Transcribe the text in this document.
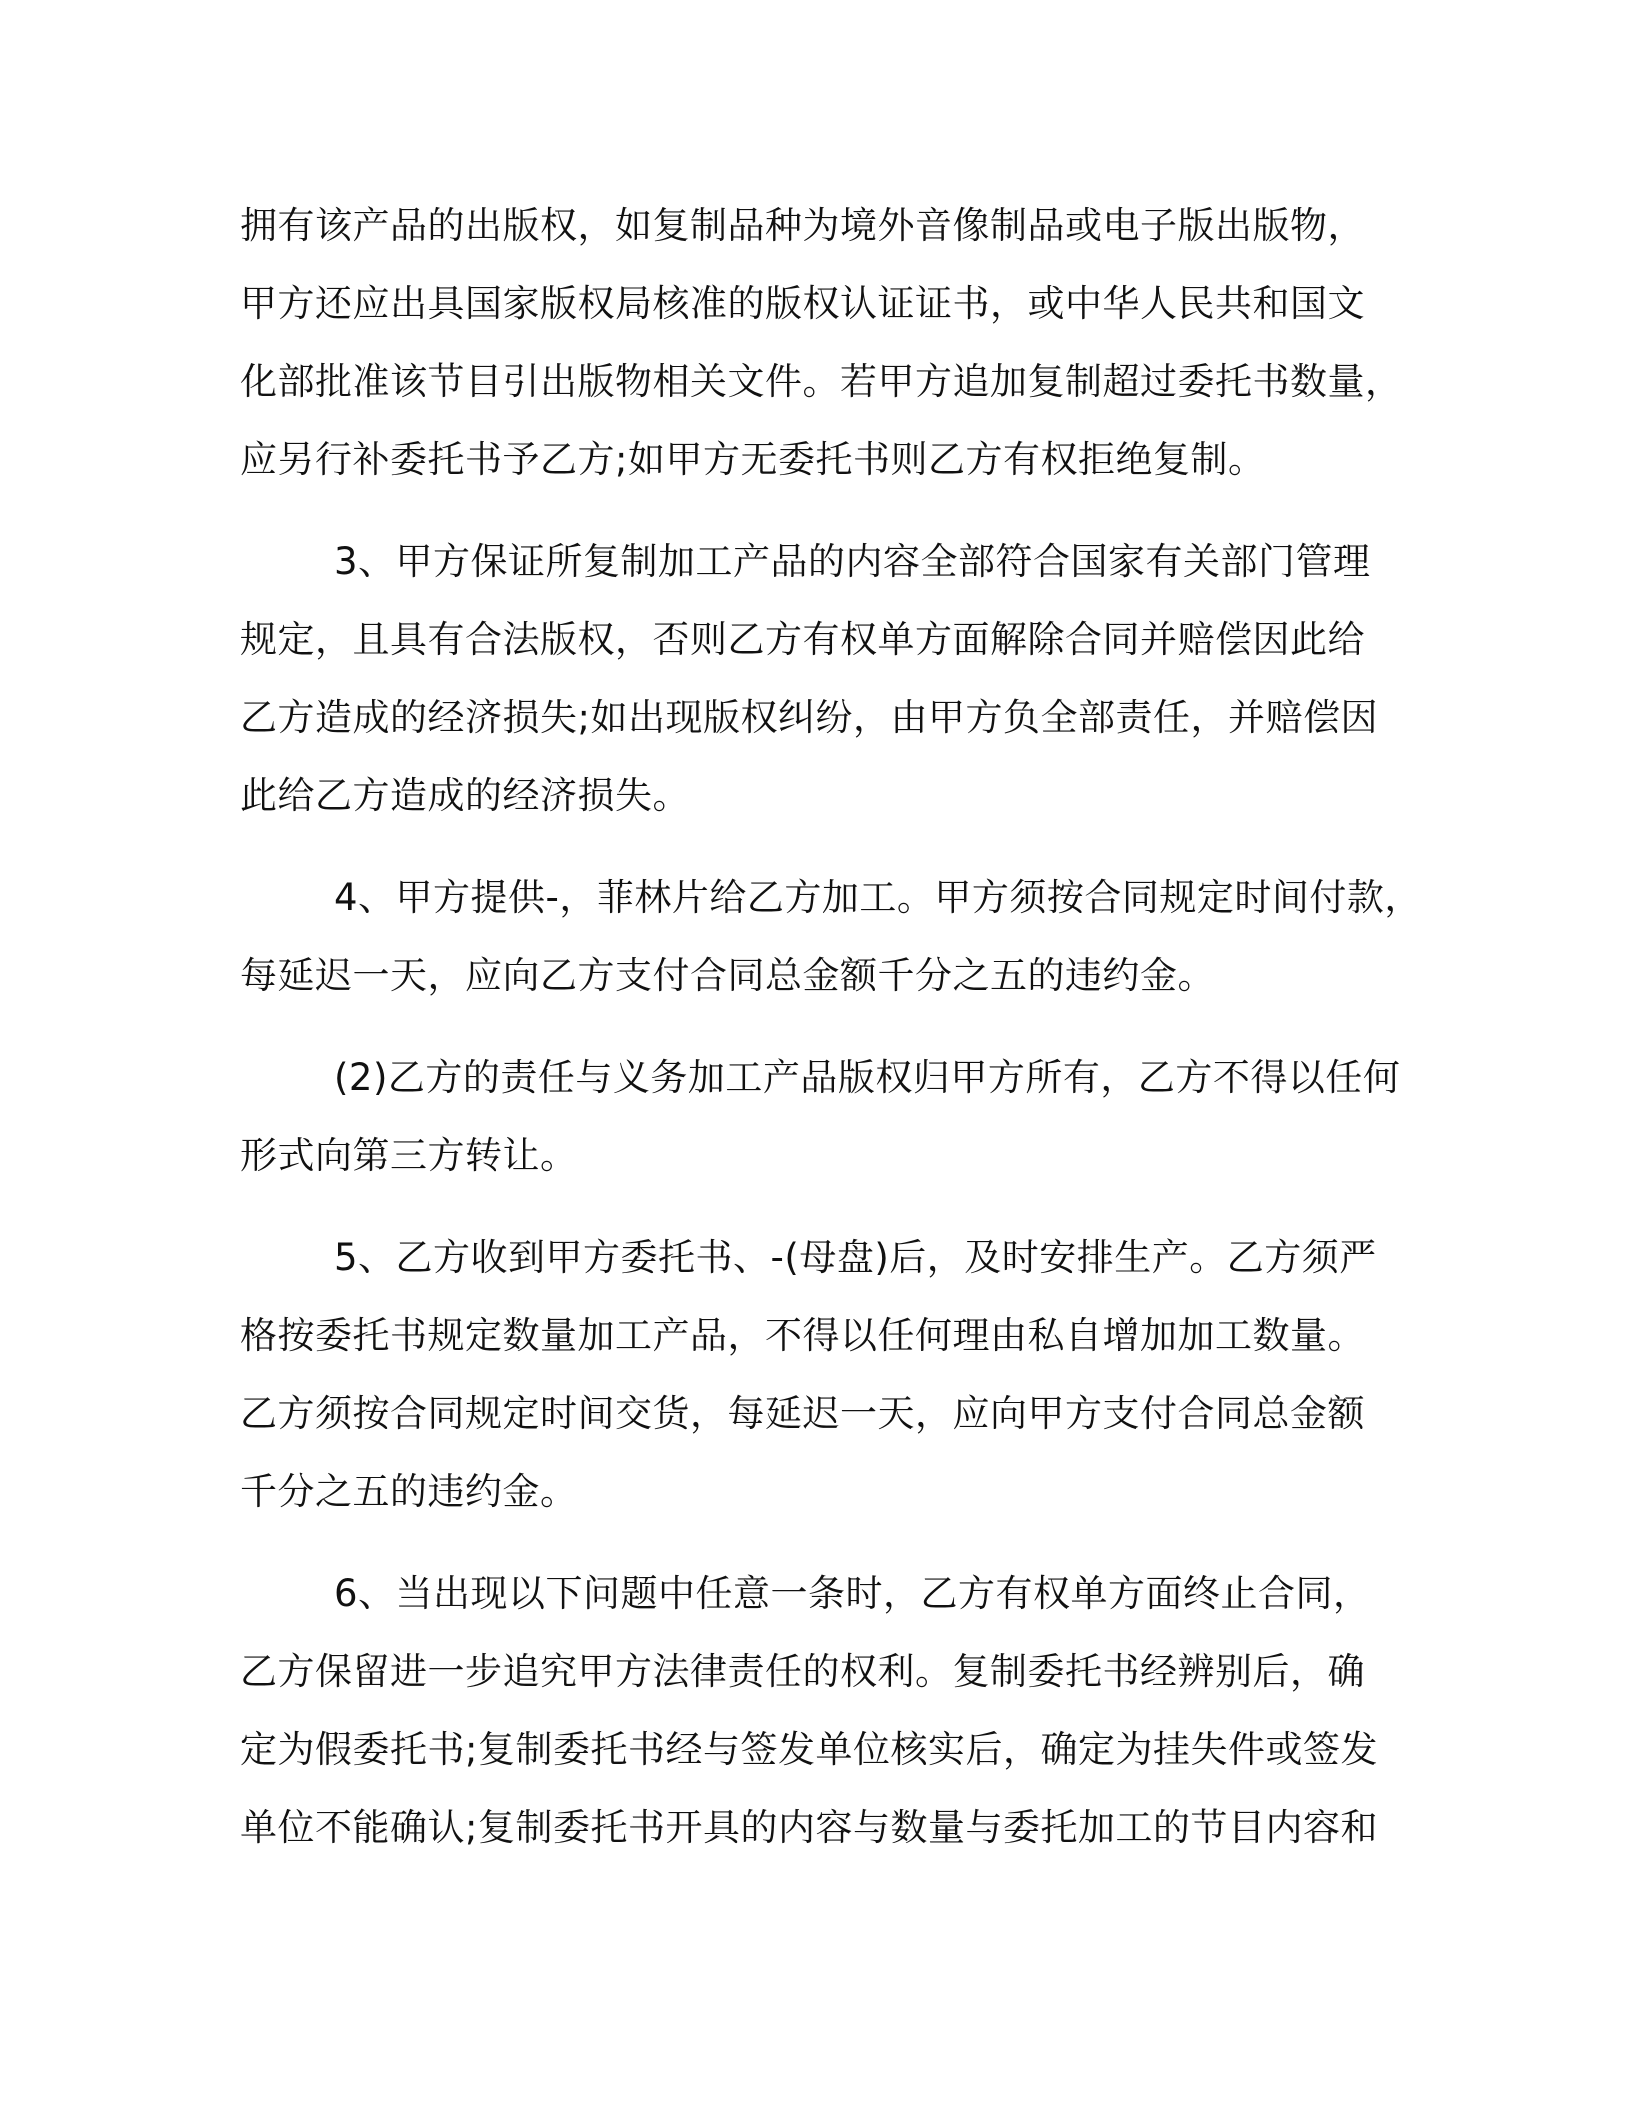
拥有该产品的出版权，如复制品种为境外音像制品或电子版出版物，
甲方还应出具国家版权局核准的版权认证证书，或中华人民共和国文
化部批准该节目引出版物相关文件。若甲方追加复制超过委托书数量，
应另行补委托书予乙方;如甲方无委托书则乙方有权拒绝复制。
3、甲方保证所复制加工产品的内容全部符合国家有关部门管理
规定，且具有合法版权，否则乙方有权单方面解除合同并赔偿因此给
乙方造成的经济损失;如出现版权纠纷，由甲方负全部责任，并赔偿因
此给乙方造成的经济损失。
4、甲方提供-，菲林片给乙方加工。甲方须按合同规定时间付款，
每延迟一天，应向乙方支付合同总金额千分之五的违约金。
(2)乙方的责任与义务加工产品版权归甲方所有，乙方不得以任何
形式向第三方转让。
5、乙方收到甲方委托书、-(母盘)后，及时安排生产。乙方须严
格按委托书规定数量加工产品，不得以任何理由私自增加加工数量。
乙方须按合同规定时间交货，每延迟一天，应向甲方支付合同总金额
千分之五的违约金。
6、当出现以下问题中任意一条时，乙方有权单方面终止合同，
乙方保留进一步追究甲方法律责任的权利。复制委托书经辨别后，确
定为假委托书;复制委托书经与签发单位核实后，确定为挂失件或签发
单位不能确认;复制委托书开具的内容与数量与委托加工的节目内容和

────────────────────

■ Brief:
Retype all of the entries exactly as written, leaving out any images.

■ Task output:
Transcribe the text in this document.
拥有该产品的出版权，如复制品种为境外音像制品或电子版出版物，
甲方还应出具国家版权局核准的版权认证证书，或中华人民共和国文
化部批准该节目引出版物相关文件。若甲方追加复制超过委托书数量，
应另行补委托书予乙方;如甲方无委托书则乙方有权拒绝复制。
3、甲方保证所复制加工产品的内容全部符合国家有关部门管理
规定，且具有合法版权，否则乙方有权单方面解除合同并赔偿因此给
乙方造成的经济损失;如出现版权纠纷，由甲方负全部责任，并赔偿因
此给乙方造成的经济损失。
4、甲方提供-，菲林片给乙方加工。甲方须按合同规定时间付款，
每延迟一天，应向乙方支付合同总金额千分之五的违约金。
(2)乙方的责任与义务加工产品版权归甲方所有，乙方不得以任何
形式向第三方转让。
5、乙方收到甲方委托书、-(母盘)后，及时安排生产。乙方须严
格按委托书规定数量加工产品，不得以任何理由私自增加加工数量。
乙方须按合同规定时间交货，每延迟一天，应向甲方支付合同总金额
千分之五的违约金。
6、当出现以下问题中任意一条时，乙方有权单方面终止合同，
乙方保留进一步追究甲方法律责任的权利。复制委托书经辨别后，确
定为假委托书;复制委托书经与签发单位核实后，确定为挂失件或签发
单位不能确认;复制委托书开具的内容与数量与委托加工的节目内容和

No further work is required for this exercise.